(Instruction)
Repeat each of the rows below word for word, leaving out the pictures.
-- Start --
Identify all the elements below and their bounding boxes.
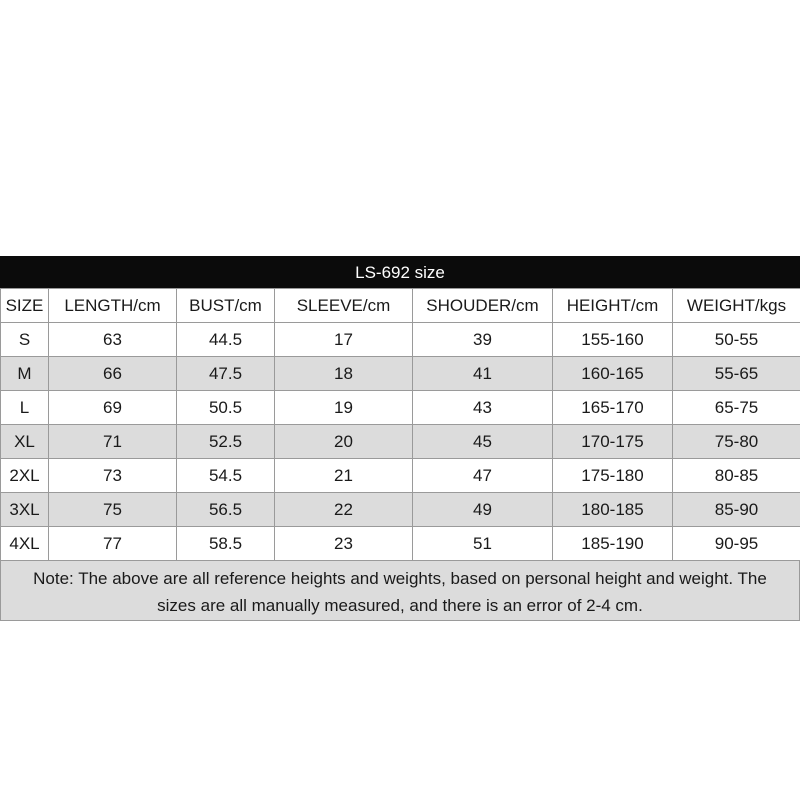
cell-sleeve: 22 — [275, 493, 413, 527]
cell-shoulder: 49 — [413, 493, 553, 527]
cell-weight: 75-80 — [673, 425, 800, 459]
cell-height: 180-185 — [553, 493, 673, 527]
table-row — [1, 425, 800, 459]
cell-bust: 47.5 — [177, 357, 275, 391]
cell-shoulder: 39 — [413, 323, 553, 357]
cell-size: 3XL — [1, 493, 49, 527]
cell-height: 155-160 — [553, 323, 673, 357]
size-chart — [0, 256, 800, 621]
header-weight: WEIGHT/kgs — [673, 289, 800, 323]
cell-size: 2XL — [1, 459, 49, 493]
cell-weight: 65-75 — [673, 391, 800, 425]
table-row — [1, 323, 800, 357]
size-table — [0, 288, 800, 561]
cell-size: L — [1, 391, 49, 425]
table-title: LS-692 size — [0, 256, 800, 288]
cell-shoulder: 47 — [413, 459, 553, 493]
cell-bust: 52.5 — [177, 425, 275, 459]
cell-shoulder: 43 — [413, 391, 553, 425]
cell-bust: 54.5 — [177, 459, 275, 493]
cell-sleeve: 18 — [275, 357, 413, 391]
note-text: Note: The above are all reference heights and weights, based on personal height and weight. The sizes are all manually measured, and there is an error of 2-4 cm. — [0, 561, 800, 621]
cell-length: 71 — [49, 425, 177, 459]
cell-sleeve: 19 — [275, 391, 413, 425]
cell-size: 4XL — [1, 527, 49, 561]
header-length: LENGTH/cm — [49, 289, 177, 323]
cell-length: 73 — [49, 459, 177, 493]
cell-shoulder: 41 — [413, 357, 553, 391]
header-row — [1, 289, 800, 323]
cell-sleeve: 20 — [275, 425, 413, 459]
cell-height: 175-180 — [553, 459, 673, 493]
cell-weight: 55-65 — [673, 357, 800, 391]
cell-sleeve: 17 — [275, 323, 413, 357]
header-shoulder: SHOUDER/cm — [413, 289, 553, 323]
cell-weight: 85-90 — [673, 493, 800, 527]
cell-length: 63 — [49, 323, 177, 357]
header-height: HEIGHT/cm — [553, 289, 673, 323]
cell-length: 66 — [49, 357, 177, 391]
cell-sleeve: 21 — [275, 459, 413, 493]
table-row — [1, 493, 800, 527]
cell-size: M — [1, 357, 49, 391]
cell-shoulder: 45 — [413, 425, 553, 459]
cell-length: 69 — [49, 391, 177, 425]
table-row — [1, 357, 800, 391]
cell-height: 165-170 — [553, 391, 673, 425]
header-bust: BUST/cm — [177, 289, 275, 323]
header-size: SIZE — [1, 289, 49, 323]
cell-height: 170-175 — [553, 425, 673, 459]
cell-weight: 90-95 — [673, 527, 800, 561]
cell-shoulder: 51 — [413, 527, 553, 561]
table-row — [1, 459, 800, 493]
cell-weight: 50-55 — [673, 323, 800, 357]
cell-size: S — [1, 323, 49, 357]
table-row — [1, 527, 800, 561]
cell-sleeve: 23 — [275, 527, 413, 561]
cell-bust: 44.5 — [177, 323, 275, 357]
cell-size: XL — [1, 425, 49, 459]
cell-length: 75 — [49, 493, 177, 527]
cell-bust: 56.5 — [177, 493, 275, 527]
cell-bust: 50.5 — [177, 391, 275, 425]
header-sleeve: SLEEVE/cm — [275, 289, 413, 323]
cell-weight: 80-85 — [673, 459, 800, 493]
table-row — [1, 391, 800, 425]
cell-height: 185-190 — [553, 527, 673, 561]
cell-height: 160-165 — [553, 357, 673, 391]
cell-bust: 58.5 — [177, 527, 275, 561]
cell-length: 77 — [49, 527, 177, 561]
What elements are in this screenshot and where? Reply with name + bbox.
-- End --
(Output of the task)
Identify all the elements below and their bounding boxes.
cell-sleeve: 22 — [275, 493, 413, 527]
cell-shoulder: 49 — [413, 493, 553, 527]
cell-weight: 75-80 — [673, 425, 800, 459]
cell-height: 180-185 — [553, 493, 673, 527]
table-row — [1, 425, 800, 459]
cell-bust: 47.5 — [177, 357, 275, 391]
cell-shoulder: 39 — [413, 323, 553, 357]
cell-size: 3XL — [1, 493, 49, 527]
cell-height: 155-160 — [553, 323, 673, 357]
size-chart — [0, 256, 800, 621]
header-weight: WEIGHT/kgs — [673, 289, 800, 323]
cell-size: 2XL — [1, 459, 49, 493]
cell-weight: 65-75 — [673, 391, 800, 425]
table-row — [1, 323, 800, 357]
size-table — [0, 288, 800, 561]
cell-size: L — [1, 391, 49, 425]
table-title: LS-692 size — [0, 256, 800, 288]
cell-shoulder: 47 — [413, 459, 553, 493]
cell-bust: 52.5 — [177, 425, 275, 459]
cell-shoulder: 43 — [413, 391, 553, 425]
cell-bust: 54.5 — [177, 459, 275, 493]
cell-sleeve: 18 — [275, 357, 413, 391]
note-text: Note: The above are all reference heights and weights, based on personal height and weight. The sizes are all manually measured, and there is an error of 2-4 cm. — [0, 561, 800, 621]
cell-length: 71 — [49, 425, 177, 459]
cell-sleeve: 19 — [275, 391, 413, 425]
cell-size: 4XL — [1, 527, 49, 561]
header-length: LENGTH/cm — [49, 289, 177, 323]
cell-length: 73 — [49, 459, 177, 493]
cell-shoulder: 41 — [413, 357, 553, 391]
header-row — [1, 289, 800, 323]
cell-sleeve: 20 — [275, 425, 413, 459]
cell-height: 175-180 — [553, 459, 673, 493]
cell-weight: 55-65 — [673, 357, 800, 391]
cell-sleeve: 17 — [275, 323, 413, 357]
header-shoulder: SHOUDER/cm — [413, 289, 553, 323]
cell-weight: 85-90 — [673, 493, 800, 527]
cell-length: 63 — [49, 323, 177, 357]
header-height: HEIGHT/cm — [553, 289, 673, 323]
cell-length: 66 — [49, 357, 177, 391]
cell-sleeve: 21 — [275, 459, 413, 493]
table-row — [1, 493, 800, 527]
cell-size: M — [1, 357, 49, 391]
cell-shoulder: 45 — [413, 425, 553, 459]
cell-length: 69 — [49, 391, 177, 425]
table-row — [1, 357, 800, 391]
cell-height: 165-170 — [553, 391, 673, 425]
header-bust: BUST/cm — [177, 289, 275, 323]
header-size: SIZE — [1, 289, 49, 323]
cell-height: 170-175 — [553, 425, 673, 459]
cell-weight: 90-95 — [673, 527, 800, 561]
cell-shoulder: 51 — [413, 527, 553, 561]
table-row — [1, 459, 800, 493]
cell-weight: 50-55 — [673, 323, 800, 357]
cell-size: S — [1, 323, 49, 357]
table-row — [1, 527, 800, 561]
cell-sleeve: 23 — [275, 527, 413, 561]
cell-bust: 44.5 — [177, 323, 275, 357]
cell-size: XL — [1, 425, 49, 459]
cell-length: 75 — [49, 493, 177, 527]
cell-bust: 56.5 — [177, 493, 275, 527]
cell-bust: 50.5 — [177, 391, 275, 425]
header-sleeve: SLEEVE/cm — [275, 289, 413, 323]
cell-weight: 80-85 — [673, 459, 800, 493]
table-row — [1, 391, 800, 425]
cell-height: 185-190 — [553, 527, 673, 561]
cell-height: 160-165 — [553, 357, 673, 391]
cell-bust: 58.5 — [177, 527, 275, 561]
cell-length: 77 — [49, 527, 177, 561]
What elements are in this screenshot and where? Reply with name + bbox.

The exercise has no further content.